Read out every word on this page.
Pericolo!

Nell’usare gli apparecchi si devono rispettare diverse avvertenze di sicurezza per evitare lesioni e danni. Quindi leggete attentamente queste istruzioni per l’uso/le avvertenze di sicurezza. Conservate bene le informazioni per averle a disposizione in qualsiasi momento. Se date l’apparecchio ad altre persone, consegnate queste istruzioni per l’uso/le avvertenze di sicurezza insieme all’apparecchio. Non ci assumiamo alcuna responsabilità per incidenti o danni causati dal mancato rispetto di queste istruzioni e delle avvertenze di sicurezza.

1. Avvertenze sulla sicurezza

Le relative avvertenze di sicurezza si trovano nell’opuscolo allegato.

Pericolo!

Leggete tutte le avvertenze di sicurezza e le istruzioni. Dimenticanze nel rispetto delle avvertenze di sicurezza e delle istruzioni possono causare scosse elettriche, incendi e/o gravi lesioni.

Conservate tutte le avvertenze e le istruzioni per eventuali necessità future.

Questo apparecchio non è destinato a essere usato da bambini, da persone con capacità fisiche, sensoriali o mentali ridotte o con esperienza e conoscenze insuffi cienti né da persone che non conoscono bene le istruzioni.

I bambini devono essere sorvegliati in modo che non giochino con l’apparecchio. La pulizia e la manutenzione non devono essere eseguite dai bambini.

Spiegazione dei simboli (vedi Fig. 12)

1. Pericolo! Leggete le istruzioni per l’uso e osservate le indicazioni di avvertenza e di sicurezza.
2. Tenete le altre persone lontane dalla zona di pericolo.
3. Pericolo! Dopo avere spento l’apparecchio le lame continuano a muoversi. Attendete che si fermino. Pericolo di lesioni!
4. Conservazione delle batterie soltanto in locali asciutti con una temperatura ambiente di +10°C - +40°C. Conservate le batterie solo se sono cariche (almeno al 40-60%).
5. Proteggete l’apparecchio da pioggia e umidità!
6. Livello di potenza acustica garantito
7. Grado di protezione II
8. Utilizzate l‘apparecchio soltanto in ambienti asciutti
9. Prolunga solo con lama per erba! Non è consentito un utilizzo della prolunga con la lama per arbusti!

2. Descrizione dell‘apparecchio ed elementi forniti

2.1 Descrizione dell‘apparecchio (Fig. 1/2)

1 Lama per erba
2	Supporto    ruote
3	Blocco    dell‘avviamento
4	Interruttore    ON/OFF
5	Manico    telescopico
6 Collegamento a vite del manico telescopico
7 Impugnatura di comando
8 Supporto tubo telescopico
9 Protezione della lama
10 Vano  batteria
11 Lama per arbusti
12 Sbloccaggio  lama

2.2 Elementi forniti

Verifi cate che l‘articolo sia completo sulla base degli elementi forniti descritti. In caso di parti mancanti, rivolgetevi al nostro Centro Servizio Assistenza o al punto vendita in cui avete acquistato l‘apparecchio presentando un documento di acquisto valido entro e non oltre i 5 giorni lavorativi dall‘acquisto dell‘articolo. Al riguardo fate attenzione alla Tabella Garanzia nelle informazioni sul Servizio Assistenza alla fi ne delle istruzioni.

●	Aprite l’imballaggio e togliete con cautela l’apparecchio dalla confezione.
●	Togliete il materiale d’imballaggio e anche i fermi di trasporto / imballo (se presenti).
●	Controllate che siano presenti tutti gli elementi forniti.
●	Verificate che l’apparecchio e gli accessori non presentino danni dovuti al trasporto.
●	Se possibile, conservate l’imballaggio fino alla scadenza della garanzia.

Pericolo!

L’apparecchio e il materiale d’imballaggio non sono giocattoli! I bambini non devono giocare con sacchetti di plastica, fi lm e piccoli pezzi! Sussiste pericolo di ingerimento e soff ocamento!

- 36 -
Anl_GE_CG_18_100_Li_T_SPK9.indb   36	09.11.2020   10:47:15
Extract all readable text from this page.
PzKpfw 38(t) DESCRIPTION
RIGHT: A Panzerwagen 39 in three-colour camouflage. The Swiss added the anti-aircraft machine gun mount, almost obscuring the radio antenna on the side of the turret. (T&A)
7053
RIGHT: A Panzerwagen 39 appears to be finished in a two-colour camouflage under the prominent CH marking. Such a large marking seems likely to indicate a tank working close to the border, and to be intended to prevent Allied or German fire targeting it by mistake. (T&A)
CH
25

## Direction:
Retype the entries one by one, exactly.

## Completed task:
Read out every word on this page.
Pericolo!

Nell’usare gli apparecchi si devono rispettare diverse avvertenze di sicurezza per evitare lesioni e danni. Quindi leggete attentamente queste istruzioni per l’uso/le avvertenze di sicurezza. Conservate bene le informazioni per averle a disposizione in qualsiasi momento. Se date l’apparecchio ad altre persone, consegnate queste istruzioni per l’uso/le avvertenze di sicurezza insieme all’apparecchio. Non ci assumiamo alcuna responsabilità per incidenti o danni causati dal mancato rispetto di queste istruzioni e delle avvertenze di sicurezza.

1. Avvertenze sulla sicurezza

Le relative avvertenze di sicurezza si trovano nell’opuscolo allegato.

Pericolo!

Leggete tutte le avvertenze di sicurezza e le istruzioni. Dimenticanze nel rispetto delle avvertenze di sicurezza e delle istruzioni possono causare scosse elettriche, incendi e/o gravi lesioni.

Conservate tutte le avvertenze e le istruzioni per eventuali necessità future.

Questo apparecchio non è destinato a essere usato da bambini, da persone con capacità fisiche, sensoriali o mentali ridotte o con esperienza e conoscenze insuffi cienti né da persone che non conoscono bene le istruzioni.

I bambini devono essere sorvegliati in modo che non giochino con l’apparecchio. La pulizia e la manutenzione non devono essere eseguite dai bambini.

Spiegazione dei simboli (vedi Fig. 12)

1. Pericolo! Leggete le istruzioni per l’uso e osservate le indicazioni di avvertenza e di sicurezza.
2. Tenete le altre persone lontane dalla zona di pericolo.
3. Pericolo! Dopo avere spento l’apparecchio le lame continuano a muoversi. Attendete che si fermino. Pericolo di lesioni!
4. Conservazione delle batterie soltanto in locali asciutti con una temperatura ambiente di +10°C - +40°C. Conservate le batterie solo se sono cariche (almeno al 40-60%).
5. Proteggete l’apparecchio da pioggia e umidità!
6. Livello di potenza acustica garantito
7. Grado di protezione II
8. Utilizzate l‘apparecchio soltanto in ambienti asciutti
9. Prolunga solo con lama per erba! Non è consentito un utilizzo della prolunga con la lama per arbusti!

2. Descrizione dell‘apparecchio ed elementi forniti

2.1 Descrizione dell‘apparecchio (Fig. 1/2)

1 Lama per erba
2	Supporto    ruote
3	Blocco    dell‘avviamento
4	Interruttore    ON/OFF
5	Manico    telescopico
6 Collegamento a vite del manico telescopico
7 Impugnatura di comando
8 Supporto tubo telescopico
9 Protezione della lama
10 Vano  batteria
11 Lama per arbusti
12 Sbloccaggio  lama

2.2 Elementi forniti

Verifi cate che l‘articolo sia completo sulla base degli elementi forniti descritti. In caso di parti mancanti, rivolgetevi al nostro Centro Servizio Assistenza o al punto vendita in cui avete acquistato l‘apparecchio presentando un documento di acquisto valido entro e non oltre i 5 giorni lavorativi dall‘acquisto dell‘articolo. Al riguardo fate attenzione alla Tabella Garanzia nelle informazioni sul Servizio Assistenza alla fi ne delle istruzioni.

●	Aprite l’imballaggio e togliete con cautela l’apparecchio dalla confezione.
●	Togliete il materiale d’imballaggio e anche i fermi di trasporto / imballo (se presenti).
●	Controllate che siano presenti tutti gli elementi forniti.
●	Verificate che l’apparecchio e gli accessori non presentino danni dovuti al trasporto.
●	Se possibile, conservate l’imballaggio fino alla scadenza della garanzia.

Pericolo!

L’apparecchio e il materiale d’imballaggio non sono giocattoli! I bambini non devono giocare con sacchetti di plastica, fi lm e piccoli pezzi! Sussiste pericolo di ingerimento e soff ocamento!

- 36 -
Anl_GE_CG_18_100_Li_T_SPK9.indb   36	09.11.2020   10:47:15
Extract all readable text from this page.
PzKpfw 38(t) DESCRIPTION
RIGHT: A Panzerwagen 39 in three-colour camouflage. The Swiss added the anti-aircraft machine gun mount, almost obscuring the radio antenna on the side of the turret. (T&A)
7053
RIGHT: A Panzerwagen 39 appears to be finished in a two-colour camouflage under the prominent CH marking. Such a large marking seems likely to indicate a tank working close to the border, and to be intended to prevent Allied or German fire targeting it by mistake. (T&A)
CH
25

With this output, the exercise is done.